Exercise aim >>
Give only the number of lines that hold the word "from".

begin Dataset rows

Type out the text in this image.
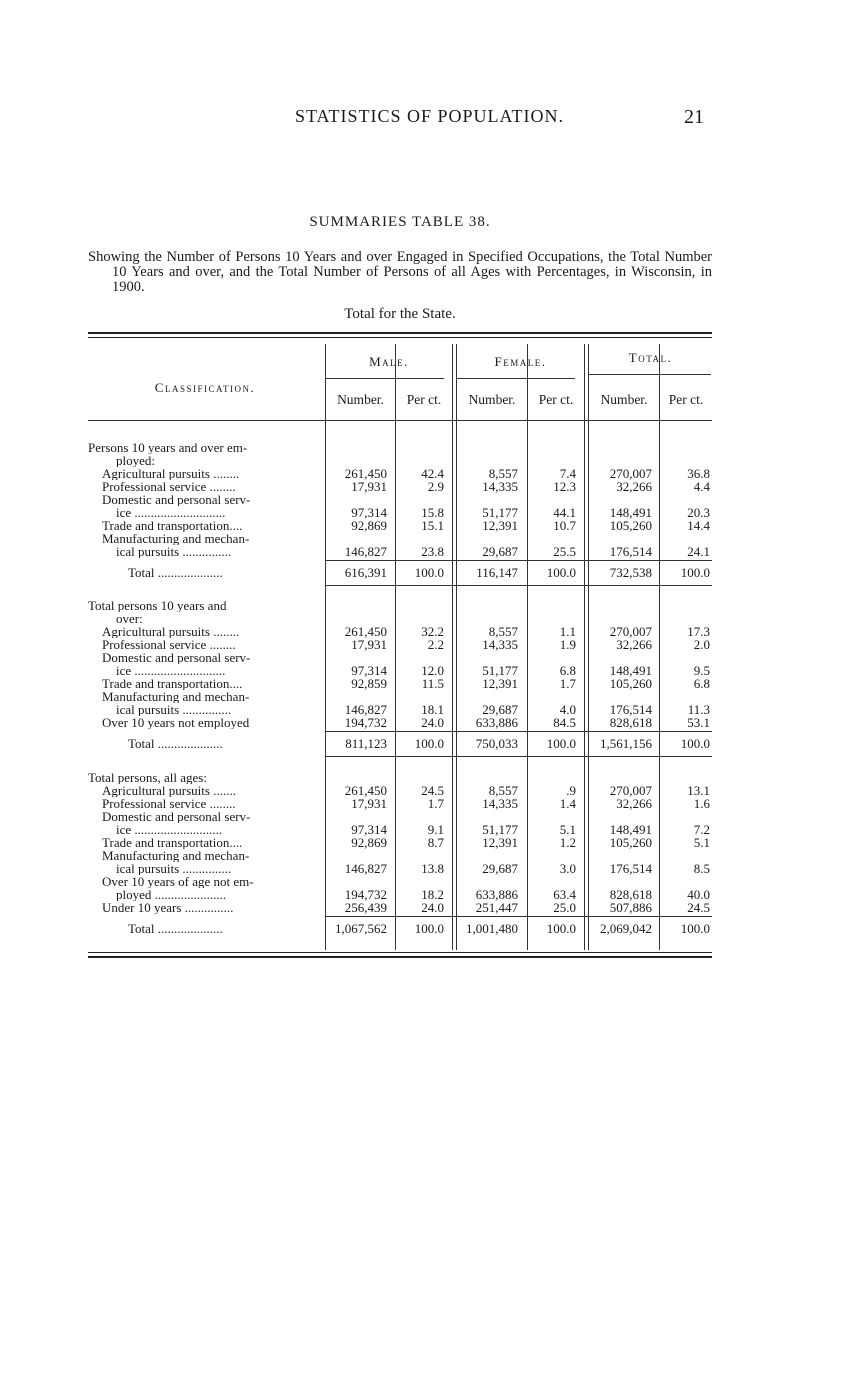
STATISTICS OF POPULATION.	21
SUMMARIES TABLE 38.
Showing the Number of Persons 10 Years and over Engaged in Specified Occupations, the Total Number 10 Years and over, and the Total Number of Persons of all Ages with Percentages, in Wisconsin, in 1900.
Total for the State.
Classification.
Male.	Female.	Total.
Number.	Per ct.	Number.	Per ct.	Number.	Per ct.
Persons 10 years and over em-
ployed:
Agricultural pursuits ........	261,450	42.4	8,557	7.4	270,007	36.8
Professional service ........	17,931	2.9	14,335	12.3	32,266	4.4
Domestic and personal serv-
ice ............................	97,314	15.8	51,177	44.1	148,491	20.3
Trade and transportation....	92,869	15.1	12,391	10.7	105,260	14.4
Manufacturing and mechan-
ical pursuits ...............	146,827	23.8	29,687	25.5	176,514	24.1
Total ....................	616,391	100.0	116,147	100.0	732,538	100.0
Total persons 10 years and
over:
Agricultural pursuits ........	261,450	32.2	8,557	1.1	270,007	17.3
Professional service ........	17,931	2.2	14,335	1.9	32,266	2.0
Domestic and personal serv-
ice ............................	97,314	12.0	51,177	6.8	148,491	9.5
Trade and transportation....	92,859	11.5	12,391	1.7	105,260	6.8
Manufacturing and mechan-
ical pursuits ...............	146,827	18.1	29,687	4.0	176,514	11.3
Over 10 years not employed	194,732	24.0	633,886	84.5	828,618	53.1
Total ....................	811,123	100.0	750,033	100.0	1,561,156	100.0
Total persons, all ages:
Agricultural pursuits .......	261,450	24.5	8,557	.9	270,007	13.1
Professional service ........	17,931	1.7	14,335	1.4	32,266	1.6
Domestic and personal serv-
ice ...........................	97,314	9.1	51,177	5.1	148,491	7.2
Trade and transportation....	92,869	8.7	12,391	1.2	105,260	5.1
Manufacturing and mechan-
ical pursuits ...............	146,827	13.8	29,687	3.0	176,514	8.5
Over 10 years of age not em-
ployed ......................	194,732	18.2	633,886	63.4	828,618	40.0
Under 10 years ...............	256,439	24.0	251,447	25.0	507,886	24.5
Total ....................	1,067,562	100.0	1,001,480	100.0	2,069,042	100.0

end Dataset rows
begin Dataset rows

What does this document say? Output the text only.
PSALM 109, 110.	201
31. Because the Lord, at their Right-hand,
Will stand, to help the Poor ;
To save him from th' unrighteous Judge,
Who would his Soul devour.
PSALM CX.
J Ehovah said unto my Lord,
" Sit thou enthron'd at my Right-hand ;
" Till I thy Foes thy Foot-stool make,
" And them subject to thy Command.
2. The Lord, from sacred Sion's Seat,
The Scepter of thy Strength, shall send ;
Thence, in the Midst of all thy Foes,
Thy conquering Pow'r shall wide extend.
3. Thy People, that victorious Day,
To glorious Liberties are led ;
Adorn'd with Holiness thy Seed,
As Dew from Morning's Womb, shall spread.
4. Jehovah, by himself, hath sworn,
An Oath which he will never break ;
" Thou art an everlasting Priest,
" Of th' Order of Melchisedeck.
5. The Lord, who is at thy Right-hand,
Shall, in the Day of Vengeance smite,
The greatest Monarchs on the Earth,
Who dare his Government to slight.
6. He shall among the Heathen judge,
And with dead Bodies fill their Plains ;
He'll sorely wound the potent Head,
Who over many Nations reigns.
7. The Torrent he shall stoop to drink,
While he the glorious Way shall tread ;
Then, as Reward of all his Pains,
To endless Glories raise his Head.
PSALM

end Dataset rows
begin Dataset rows

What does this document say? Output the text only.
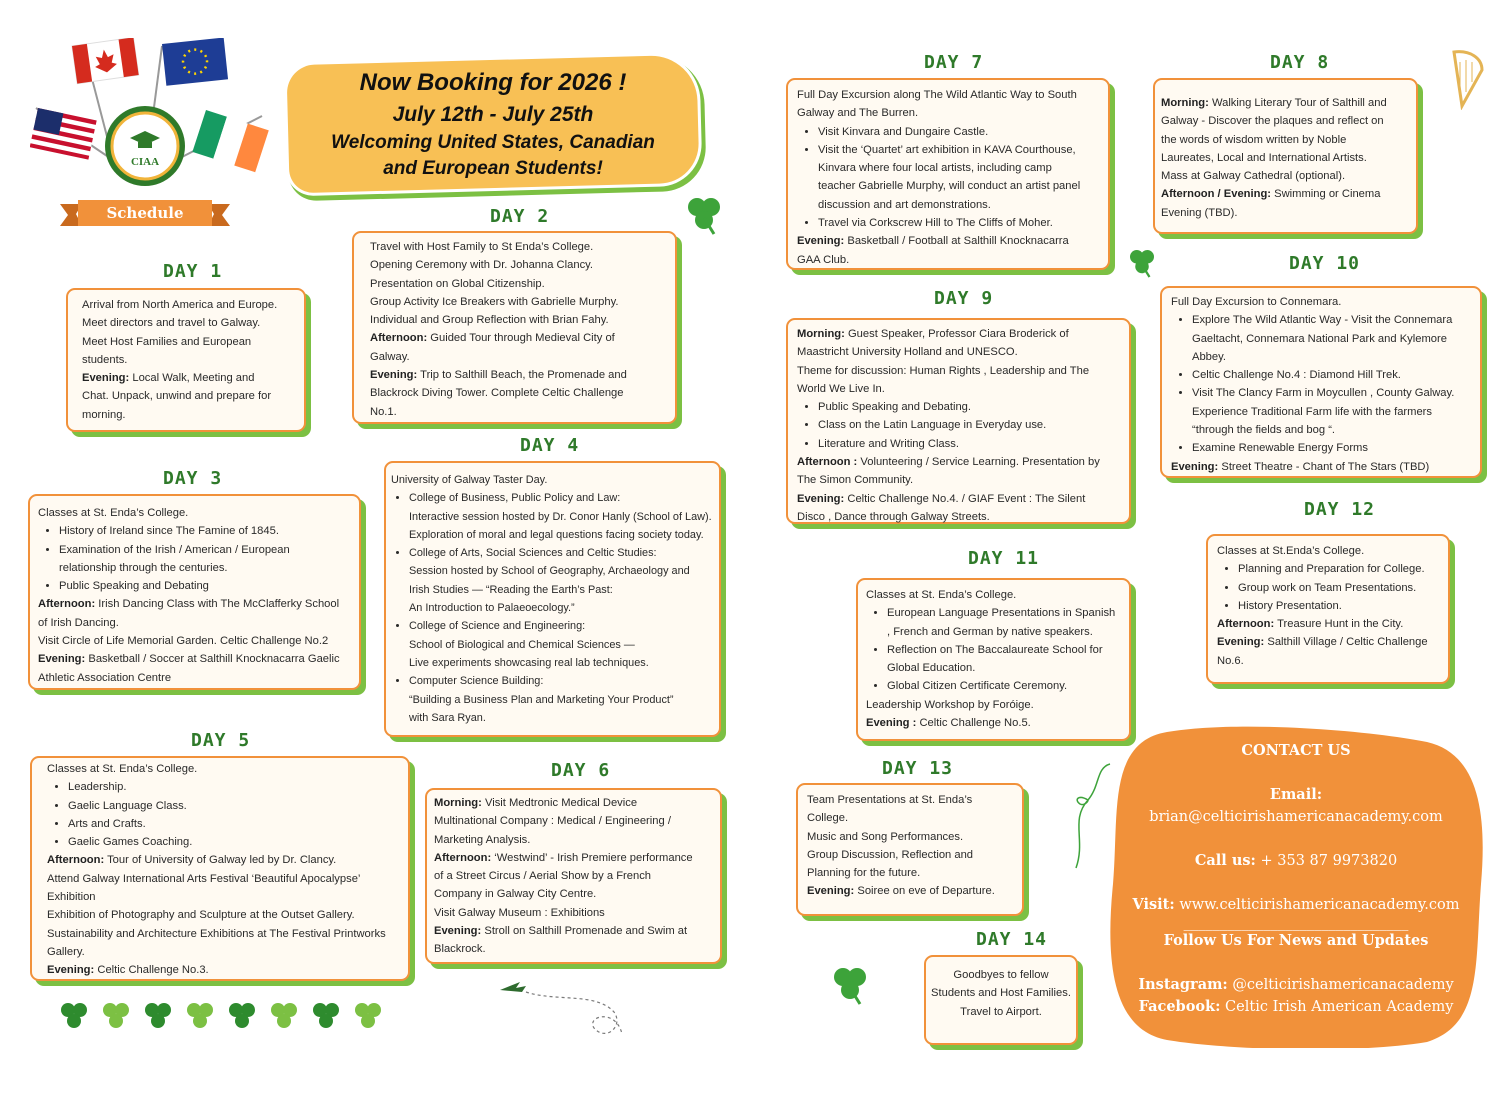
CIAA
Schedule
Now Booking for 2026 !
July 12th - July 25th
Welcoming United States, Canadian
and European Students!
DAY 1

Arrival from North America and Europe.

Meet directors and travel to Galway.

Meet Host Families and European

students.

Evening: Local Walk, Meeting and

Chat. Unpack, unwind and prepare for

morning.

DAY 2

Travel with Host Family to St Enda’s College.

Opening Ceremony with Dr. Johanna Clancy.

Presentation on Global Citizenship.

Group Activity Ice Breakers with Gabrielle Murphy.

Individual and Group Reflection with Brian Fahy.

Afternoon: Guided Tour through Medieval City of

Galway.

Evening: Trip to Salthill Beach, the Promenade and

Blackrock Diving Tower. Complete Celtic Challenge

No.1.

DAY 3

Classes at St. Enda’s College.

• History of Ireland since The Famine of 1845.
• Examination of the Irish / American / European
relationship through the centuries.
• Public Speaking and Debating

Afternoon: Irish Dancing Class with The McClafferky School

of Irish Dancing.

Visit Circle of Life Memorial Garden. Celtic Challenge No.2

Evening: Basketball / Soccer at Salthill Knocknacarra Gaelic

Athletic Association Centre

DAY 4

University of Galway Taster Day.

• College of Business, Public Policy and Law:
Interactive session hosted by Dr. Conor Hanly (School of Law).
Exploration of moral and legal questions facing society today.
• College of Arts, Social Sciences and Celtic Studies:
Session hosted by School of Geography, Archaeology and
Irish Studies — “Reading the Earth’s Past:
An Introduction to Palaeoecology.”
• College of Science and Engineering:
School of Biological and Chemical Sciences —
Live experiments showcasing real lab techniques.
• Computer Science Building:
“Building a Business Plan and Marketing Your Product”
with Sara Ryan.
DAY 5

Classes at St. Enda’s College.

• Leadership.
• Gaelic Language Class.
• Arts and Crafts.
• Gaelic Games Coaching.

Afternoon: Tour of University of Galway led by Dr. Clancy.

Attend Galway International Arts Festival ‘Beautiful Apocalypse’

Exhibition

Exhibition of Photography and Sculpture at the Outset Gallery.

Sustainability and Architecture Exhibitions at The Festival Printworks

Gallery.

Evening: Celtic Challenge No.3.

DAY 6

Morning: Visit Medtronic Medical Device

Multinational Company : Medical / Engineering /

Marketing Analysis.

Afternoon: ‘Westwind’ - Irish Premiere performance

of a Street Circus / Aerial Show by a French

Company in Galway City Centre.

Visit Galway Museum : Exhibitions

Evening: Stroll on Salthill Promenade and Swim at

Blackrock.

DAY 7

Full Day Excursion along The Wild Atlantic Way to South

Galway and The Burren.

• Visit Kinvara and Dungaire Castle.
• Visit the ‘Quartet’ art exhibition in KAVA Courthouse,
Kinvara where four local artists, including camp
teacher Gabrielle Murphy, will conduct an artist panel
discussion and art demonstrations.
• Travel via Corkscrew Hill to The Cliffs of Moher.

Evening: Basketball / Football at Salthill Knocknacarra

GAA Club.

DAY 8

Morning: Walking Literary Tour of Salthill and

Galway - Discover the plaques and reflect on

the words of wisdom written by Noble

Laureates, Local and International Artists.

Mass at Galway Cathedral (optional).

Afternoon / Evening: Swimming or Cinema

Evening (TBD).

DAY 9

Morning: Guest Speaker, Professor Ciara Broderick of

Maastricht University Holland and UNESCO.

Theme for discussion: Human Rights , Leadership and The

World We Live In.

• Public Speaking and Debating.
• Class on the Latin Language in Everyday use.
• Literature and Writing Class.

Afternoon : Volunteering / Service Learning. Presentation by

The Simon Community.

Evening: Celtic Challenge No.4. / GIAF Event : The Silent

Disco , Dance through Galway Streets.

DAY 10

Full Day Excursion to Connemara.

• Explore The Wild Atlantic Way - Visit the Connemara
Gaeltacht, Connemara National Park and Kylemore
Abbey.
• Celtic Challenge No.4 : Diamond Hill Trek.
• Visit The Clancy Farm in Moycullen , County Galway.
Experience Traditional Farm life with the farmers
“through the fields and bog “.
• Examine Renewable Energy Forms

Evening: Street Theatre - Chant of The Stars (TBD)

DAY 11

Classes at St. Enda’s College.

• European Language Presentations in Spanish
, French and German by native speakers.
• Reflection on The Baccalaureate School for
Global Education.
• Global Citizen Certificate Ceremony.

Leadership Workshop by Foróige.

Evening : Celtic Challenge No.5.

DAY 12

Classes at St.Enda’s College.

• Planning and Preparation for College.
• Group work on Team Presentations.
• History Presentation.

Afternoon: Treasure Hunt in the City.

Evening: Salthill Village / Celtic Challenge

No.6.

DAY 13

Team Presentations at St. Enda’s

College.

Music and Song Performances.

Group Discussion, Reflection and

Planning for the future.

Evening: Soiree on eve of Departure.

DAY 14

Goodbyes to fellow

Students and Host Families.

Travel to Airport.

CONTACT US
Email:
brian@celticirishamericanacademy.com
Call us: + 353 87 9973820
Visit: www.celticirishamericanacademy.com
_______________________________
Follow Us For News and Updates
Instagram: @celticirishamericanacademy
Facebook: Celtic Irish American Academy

end Dataset rows

Result for this exercise >>
4